Exercise instructions ▸ What is the number of lines in the entries that contain the word "encoding"? Answer with that figure alone.

[Records drawn from a dataset]
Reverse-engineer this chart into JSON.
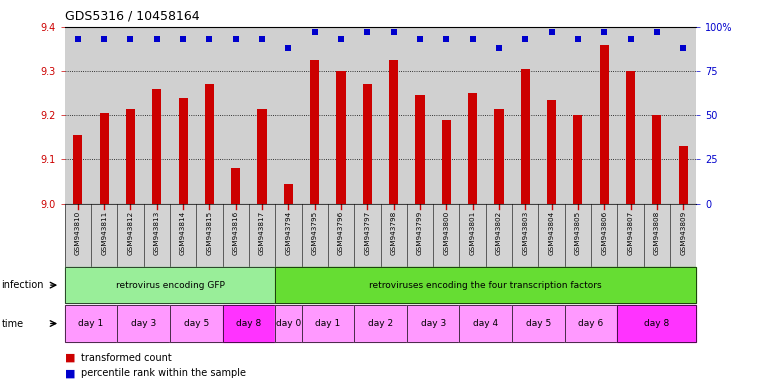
{
  "title": "GDS5316 / 10458164",
  "samples": [
    "GSM943810",
    "GSM943811",
    "GSM943812",
    "GSM943813",
    "GSM943814",
    "GSM943815",
    "GSM943816",
    "GSM943817",
    "GSM943794",
    "GSM943795",
    "GSM943796",
    "GSM943797",
    "GSM943798",
    "GSM943799",
    "GSM943800",
    "GSM943801",
    "GSM943802",
    "GSM943803",
    "GSM943804",
    "GSM943805",
    "GSM943806",
    "GSM943807",
    "GSM943808",
    "GSM943809"
  ],
  "bar_values": [
    9.155,
    9.205,
    9.215,
    9.26,
    9.24,
    9.27,
    9.08,
    9.215,
    9.045,
    9.325,
    9.3,
    9.27,
    9.325,
    9.245,
    9.19,
    9.25,
    9.215,
    9.305,
    9.235,
    9.2,
    9.36,
    9.3,
    9.2,
    9.13
  ],
  "percentile_values": [
    93,
    93,
    93,
    93,
    93,
    93,
    93,
    93,
    88,
    97,
    93,
    97,
    97,
    93,
    93,
    93,
    88,
    93,
    97,
    93,
    97,
    93,
    97,
    88
  ],
  "ylim": [
    9.0,
    9.4
  ],
  "yticks": [
    9.0,
    9.1,
    9.2,
    9.3,
    9.4
  ],
  "y2lim": [
    0,
    100
  ],
  "y2ticks": [
    0,
    25,
    50,
    75,
    100
  ],
  "y2ticklabels": [
    "0",
    "25",
    "50",
    "75",
    "100%"
  ],
  "bar_color": "#cc0000",
  "dot_color": "#0000cc",
  "bg_color_odd": "#d8d8d8",
  "bg_color_even": "#c8c8c8",
  "infection_groups": [
    {
      "label": "retrovirus encoding GFP",
      "start": 0,
      "end": 8,
      "color": "#99ee99"
    },
    {
      "label": "retroviruses encoding the four transcription factors",
      "start": 8,
      "end": 24,
      "color": "#66dd33"
    }
  ],
  "time_groups": [
    {
      "label": "day 1",
      "start": 0,
      "end": 2,
      "color": "#ff99ff"
    },
    {
      "label": "day 3",
      "start": 2,
      "end": 4,
      "color": "#ff99ff"
    },
    {
      "label": "day 5",
      "start": 4,
      "end": 6,
      "color": "#ff99ff"
    },
    {
      "label": "day 8",
      "start": 6,
      "end": 8,
      "color": "#ff33ff"
    },
    {
      "label": "day 0",
      "start": 8,
      "end": 9,
      "color": "#ff99ff"
    },
    {
      "label": "day 1",
      "start": 9,
      "end": 11,
      "color": "#ff99ff"
    },
    {
      "label": "day 2",
      "start": 11,
      "end": 13,
      "color": "#ff99ff"
    },
    {
      "label": "day 3",
      "start": 13,
      "end": 15,
      "color": "#ff99ff"
    },
    {
      "label": "day 4",
      "start": 15,
      "end": 17,
      "color": "#ff99ff"
    },
    {
      "label": "day 5",
      "start": 17,
      "end": 19,
      "color": "#ff99ff"
    },
    {
      "label": "day 6",
      "start": 19,
      "end": 21,
      "color": "#ff99ff"
    },
    {
      "label": "day 8",
      "start": 21,
      "end": 24,
      "color": "#ff33ff"
    }
  ],
  "legend_items": [
    {
      "label": "transformed count",
      "color": "#cc0000"
    },
    {
      "label": "percentile rank within the sample",
      "color": "#0000cc"
    }
  ]
}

Task response ▸ 2